• _What you will do_: Transcribe everything in the data word for word. Pictures are left out.

• _Working data_:
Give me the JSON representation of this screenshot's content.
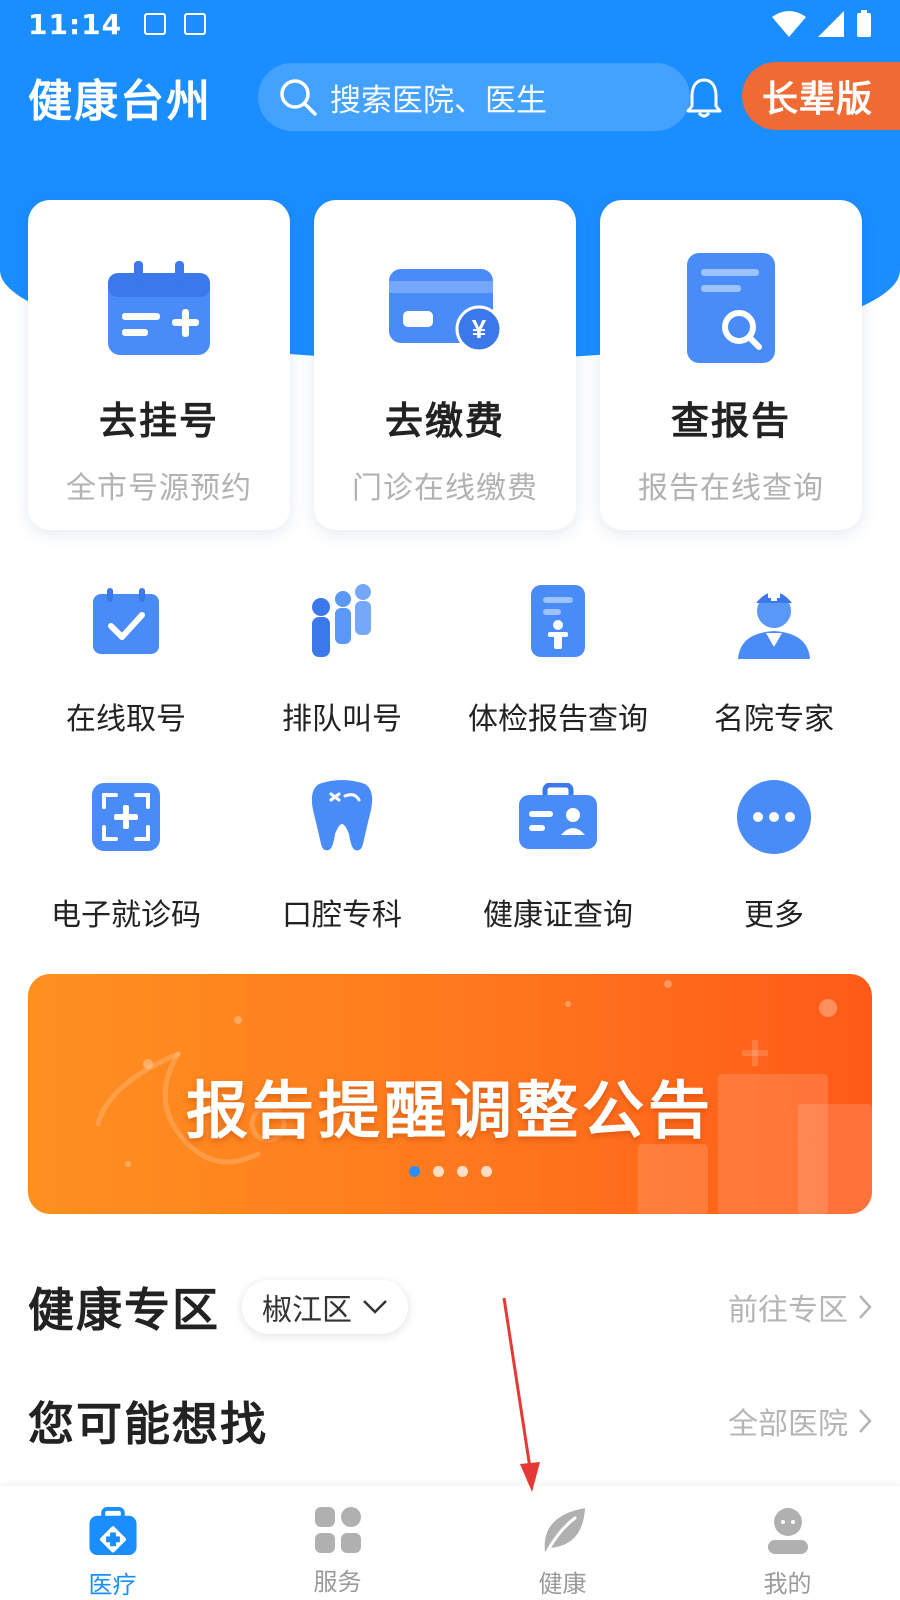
{
  "status_bar": {
    "time": "11:14"
  },
  "header": {
    "app_title": "健康台州",
    "search_placeholder": "搜索医院、医生",
    "elder_mode_label": "长辈版"
  },
  "main_cards": [
    {
      "title": "去挂号",
      "subtitle": "全市号源预约",
      "icon": "calendar-add-icon"
    },
    {
      "title": "去缴费",
      "subtitle": "门诊在线缴费",
      "icon": "payment-card-icon"
    },
    {
      "title": "查报告",
      "subtitle": "报告在线查询",
      "icon": "report-search-icon"
    }
  ],
  "services_row1": [
    {
      "label": "在线取号",
      "icon": "calendar-check-icon"
    },
    {
      "label": "排队叫号",
      "icon": "queue-people-icon"
    },
    {
      "label": "体检报告查询",
      "icon": "checkup-report-icon"
    },
    {
      "label": "名院专家",
      "icon": "doctor-icon"
    }
  ],
  "services_row2": [
    {
      "label": "电子就诊码",
      "icon": "scan-code-icon"
    },
    {
      "label": "口腔专科",
      "icon": "tooth-icon"
    },
    {
      "label": "健康证查询",
      "icon": "health-card-icon"
    },
    {
      "label": "更多",
      "icon": "more-icon"
    }
  ],
  "banner": {
    "text": "报告提醒调整公告",
    "page_count": 4,
    "active_page": 1
  },
  "health_zone": {
    "title": "健康专区",
    "district": "椒江区",
    "link": "前往专区"
  },
  "suggest": {
    "title": "您可能想找",
    "link": "全部医院"
  },
  "tabs": [
    {
      "label": "医疗",
      "icon": "medical-kit-icon",
      "active": true
    },
    {
      "label": "服务",
      "icon": "grid-apps-icon",
      "active": false
    },
    {
      "label": "健康",
      "icon": "leaf-icon",
      "active": false
    },
    {
      "label": "我的",
      "icon": "user-icon",
      "active": false
    }
  ],
  "colors": {
    "primary": "#1a8dff",
    "accent_orange": "#f06a33",
    "icon_blue": "#3b82f6",
    "annotation_red": "#e53935"
  }
}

• _Final result_:
Give me the JSON representation of this screenshot's content.
{
  "status_bar": {
    "time": "11:14"
  },
  "header": {
    "app_title": "健康台州",
    "search_placeholder": "搜索医院、医生",
    "elder_mode_label": "长辈版"
  },
  "main_cards": [
    {
      "title": "去挂号",
      "subtitle": "全市号源预约",
      "icon": "calendar-add-icon"
    },
    {
      "title": "去缴费",
      "subtitle": "门诊在线缴费",
      "icon": "payment-card-icon"
    },
    {
      "title": "查报告",
      "subtitle": "报告在线查询",
      "icon": "report-search-icon"
    }
  ],
  "services_row1": [
    {
      "label": "在线取号",
      "icon": "calendar-check-icon"
    },
    {
      "label": "排队叫号",
      "icon": "queue-people-icon"
    },
    {
      "label": "体检报告查询",
      "icon": "checkup-report-icon"
    },
    {
      "label": "名院专家",
      "icon": "doctor-icon"
    }
  ],
  "services_row2": [
    {
      "label": "电子就诊码",
      "icon": "scan-code-icon"
    },
    {
      "label": "口腔专科",
      "icon": "tooth-icon"
    },
    {
      "label": "健康证查询",
      "icon": "health-card-icon"
    },
    {
      "label": "更多",
      "icon": "more-icon"
    }
  ],
  "banner": {
    "text": "报告提醒调整公告",
    "page_count": 4,
    "active_page": 1
  },
  "health_zone": {
    "title": "健康专区",
    "district": "椒江区",
    "link": "前往专区"
  },
  "suggest": {
    "title": "您可能想找",
    "link": "全部医院"
  },
  "tabs": [
    {
      "label": "医疗",
      "icon": "medical-kit-icon",
      "active": true
    },
    {
      "label": "服务",
      "icon": "grid-apps-icon",
      "active": false
    },
    {
      "label": "健康",
      "icon": "leaf-icon",
      "active": false
    },
    {
      "label": "我的",
      "icon": "user-icon",
      "active": false
    }
  ],
  "colors": {
    "primary": "#1a8dff",
    "accent_orange": "#f06a33",
    "icon_blue": "#3b82f6",
    "annotation_red": "#e53935"
  }
}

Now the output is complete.